» Prompt: Render the data below as a two-column CSV with the headers "description" and "locations," giving one row per record and putting each field in quotes with its line breaks replaced by spaces. Leave the pictures out.

» Dataset records:
####################

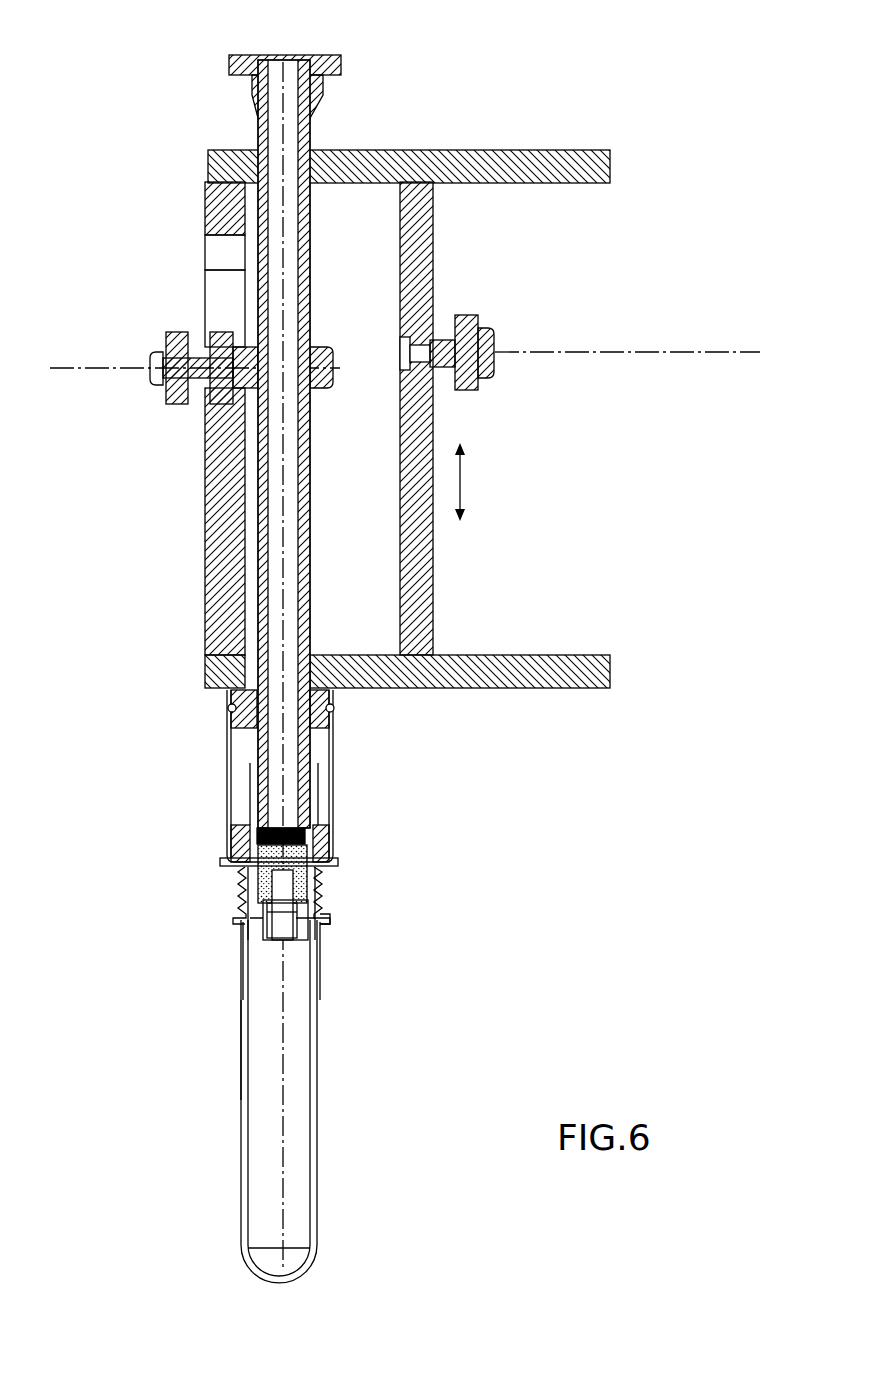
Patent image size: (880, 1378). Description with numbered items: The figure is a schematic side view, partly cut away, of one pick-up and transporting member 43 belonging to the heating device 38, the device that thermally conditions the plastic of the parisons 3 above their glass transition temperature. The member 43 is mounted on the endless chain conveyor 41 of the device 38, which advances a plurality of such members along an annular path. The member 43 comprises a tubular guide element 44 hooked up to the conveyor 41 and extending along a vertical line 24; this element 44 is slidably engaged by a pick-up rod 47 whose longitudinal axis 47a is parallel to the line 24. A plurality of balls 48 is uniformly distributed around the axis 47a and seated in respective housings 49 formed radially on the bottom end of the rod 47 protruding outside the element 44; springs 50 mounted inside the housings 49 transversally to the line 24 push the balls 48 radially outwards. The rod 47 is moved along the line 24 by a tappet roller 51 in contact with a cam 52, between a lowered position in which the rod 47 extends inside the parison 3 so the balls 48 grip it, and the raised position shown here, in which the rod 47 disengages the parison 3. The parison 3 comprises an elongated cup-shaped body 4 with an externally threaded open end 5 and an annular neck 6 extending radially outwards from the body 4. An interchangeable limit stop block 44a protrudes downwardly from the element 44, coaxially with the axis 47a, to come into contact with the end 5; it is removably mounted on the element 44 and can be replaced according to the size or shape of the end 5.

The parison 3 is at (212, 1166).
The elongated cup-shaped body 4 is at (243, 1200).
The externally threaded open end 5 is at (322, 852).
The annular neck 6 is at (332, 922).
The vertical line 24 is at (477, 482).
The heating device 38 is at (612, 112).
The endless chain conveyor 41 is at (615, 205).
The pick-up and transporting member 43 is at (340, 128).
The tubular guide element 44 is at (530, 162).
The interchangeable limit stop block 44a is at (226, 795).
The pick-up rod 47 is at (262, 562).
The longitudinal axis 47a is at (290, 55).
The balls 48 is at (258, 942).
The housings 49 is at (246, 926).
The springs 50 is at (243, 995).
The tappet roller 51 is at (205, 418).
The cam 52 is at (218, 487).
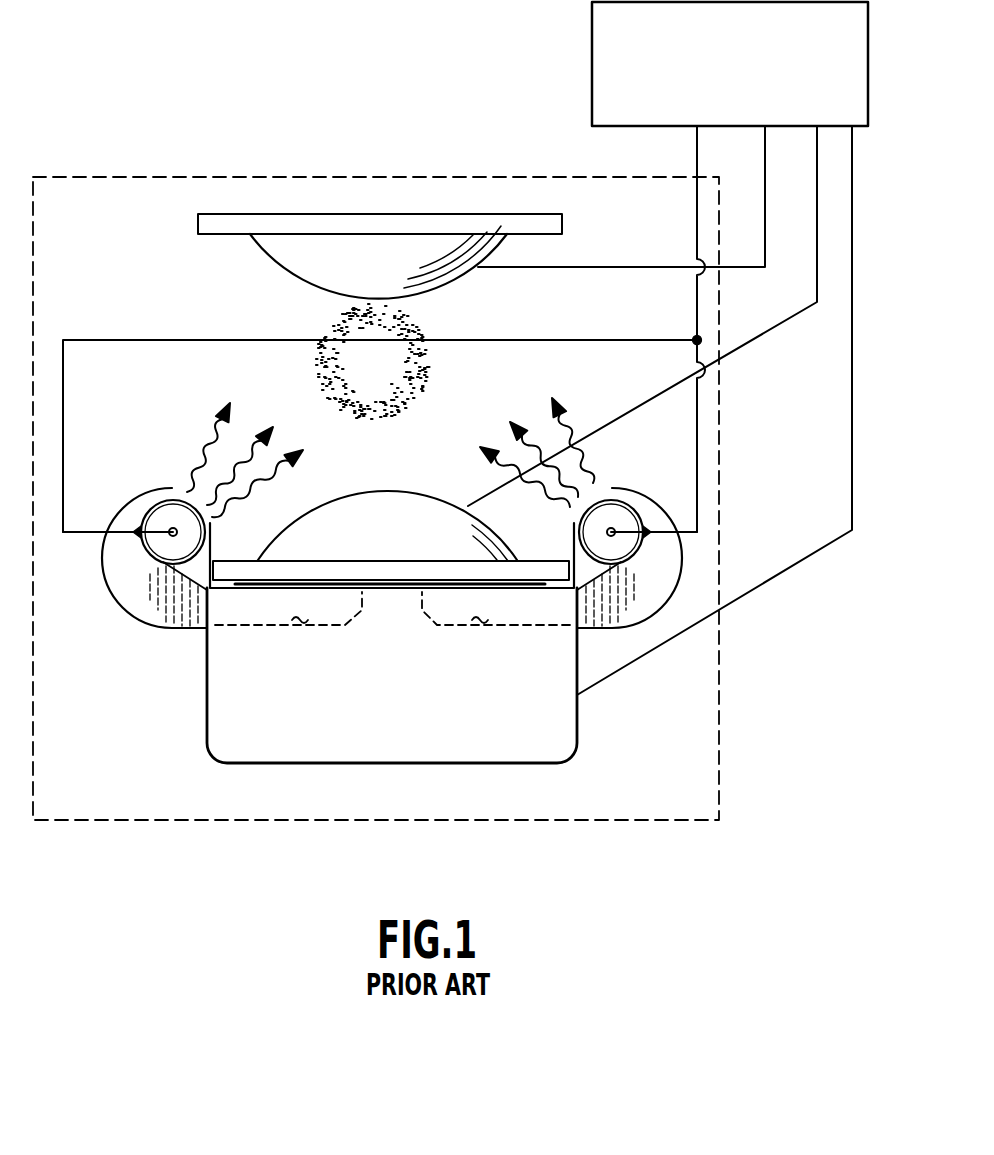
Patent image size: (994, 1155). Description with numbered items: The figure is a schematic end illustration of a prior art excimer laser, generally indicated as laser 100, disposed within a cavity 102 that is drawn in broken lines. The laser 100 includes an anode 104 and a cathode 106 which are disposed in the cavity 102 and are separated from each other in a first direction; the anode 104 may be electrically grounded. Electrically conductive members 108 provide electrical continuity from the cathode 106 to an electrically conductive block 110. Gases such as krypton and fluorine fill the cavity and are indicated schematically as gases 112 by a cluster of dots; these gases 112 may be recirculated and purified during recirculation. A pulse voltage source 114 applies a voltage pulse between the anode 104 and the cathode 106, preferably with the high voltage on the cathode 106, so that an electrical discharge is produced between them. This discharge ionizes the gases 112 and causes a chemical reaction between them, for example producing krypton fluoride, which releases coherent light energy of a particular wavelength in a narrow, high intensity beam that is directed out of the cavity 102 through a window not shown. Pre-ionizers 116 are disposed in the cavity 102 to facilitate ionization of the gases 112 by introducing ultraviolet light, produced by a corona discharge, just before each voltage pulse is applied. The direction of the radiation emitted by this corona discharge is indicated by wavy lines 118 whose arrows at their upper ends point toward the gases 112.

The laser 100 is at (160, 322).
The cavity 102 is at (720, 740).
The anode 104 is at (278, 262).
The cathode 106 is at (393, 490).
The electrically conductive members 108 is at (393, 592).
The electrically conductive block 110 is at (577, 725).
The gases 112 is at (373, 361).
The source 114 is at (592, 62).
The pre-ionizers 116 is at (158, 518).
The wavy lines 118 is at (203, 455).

####################

» Correct output:
description,locations
"Patent image size: (880, 1378). Description with numbered items: The figure is a schematic side view, partly cut away, of one pick-up and transporting member 43 belonging to the heating device 38, the device that thermally conditions the plastic of the parisons 3 above their glass transition temperature. The member 43 is mounted on the endless chain conveyor 41 of the device 38, which advances a plurality of such members along an annular path. The member 43 comprises a tubular guide element 44 hooked up to the conveyor 41 and extending along a vertical line 24; this element 44 is slidably engaged by a pick-up rod 47 whose longitudinal axis 47a is parallel to the line 24. A plurality of balls 48 is uniformly distributed around the axis 47a and seated in respective housings 49 formed radially on the bottom end of the rod 47 protruding outside the element 44; springs 50 mounted inside the housings 49 transversally to the line 24 push the balls 48 radially outwards. The rod 47 is moved along the line 24 by a tappet roller 51 in contact with a cam 52, between a lowered position in which the rod 47 extends inside the parison 3 so the balls 48 grip it, and the raised position shown here, in which the rod 47 disengages the parison 3. The parison 3 comprises an elongated cup-shaped body 4 with an externally threaded open end 5 and an annular neck 6 extending radially outwards from the body 4. An interchangeable limit stop block 44a protrudes downwardly from the element 44, coaxially with the axis 47a, to come into contact with the end 5; it is removably mounted on the element 44 and can be replaced according to the size or shape of the end 5.","The parison 3 is at (212, 1166). The elongated cup-shaped body 4 is at (243, 1200). The externally threaded open end 5 is at (322, 852). The annular neck 6 is at (332, 922). The vertical line 24 is at (477, 482). The heating device 38 is at (612, 112). The endless chain conveyor 41 is at (615, 205). The pick-up and transporting member 43 is at (340, 128). The tubular guide element 44 is at (530, 162). The interchangeable limit stop block 44a is at (226, 795). The pick-up rod 47 is at (262, 562). The longitudinal axis 47a is at (290, 55). The balls 48 is at (258, 942). The housings 49 is at (246, 926). The springs 50 is at (243, 995). The tappet roller 51 is at (205, 418). The cam 52 is at (218, 487)."
"Patent image size: (994, 1155). Description with numbered items: The figure is a schematic end illustration of a prior art excimer laser, generally indicated as laser 100, disposed within a cavity 102 that is drawn in broken lines. The laser 100 includes an anode 104 and a cathode 106 which are disposed in the cavity 102 and are separated from each other in a first direction; the anode 104 may be electrically grounded. Electrically conductive members 108 provide electrical continuity from the cathode 106 to an electrically conductive block 110. Gases such as krypton and fluorine fill the cavity and are indicated schematically as gases 112 by a cluster of dots; these gases 112 may be recirculated and purified during recirculation. A pulse voltage source 114 applies a voltage pulse between the anode 104 and the cathode 106, preferably with the high voltage on the cathode 106, so that an electrical discharge is produced between them. This discharge ionizes the gases 112 and causes a chemical reaction between them, for example producing krypton fluoride, which releases coherent light energy of a particular wavelength in a narrow, high intensity beam that is directed out of the cavity 102 through a window not shown. Pre-ionizers 116 are disposed in the cavity 102 to facilitate ionization of the gases 112 by introducing ultraviolet light, produced by a corona discharge, just before each voltage pulse is applied. The direction of the radiation emitted by this corona discharge is indicated by wavy lines 118 whose arrows at their upper ends point toward the gases 112.","The laser 100 is at (160, 322). The cavity 102 is at (720, 740). The anode 104 is at (278, 262). The cathode 106 is at (393, 490). The electrically conductive members 108 is at (393, 592). The electrically conductive block 110 is at (577, 725). The gases 112 is at (373, 361). The source 114 is at (592, 62). The pre-ionizers 116 is at (158, 518). The wavy lines 118 is at (203, 455)."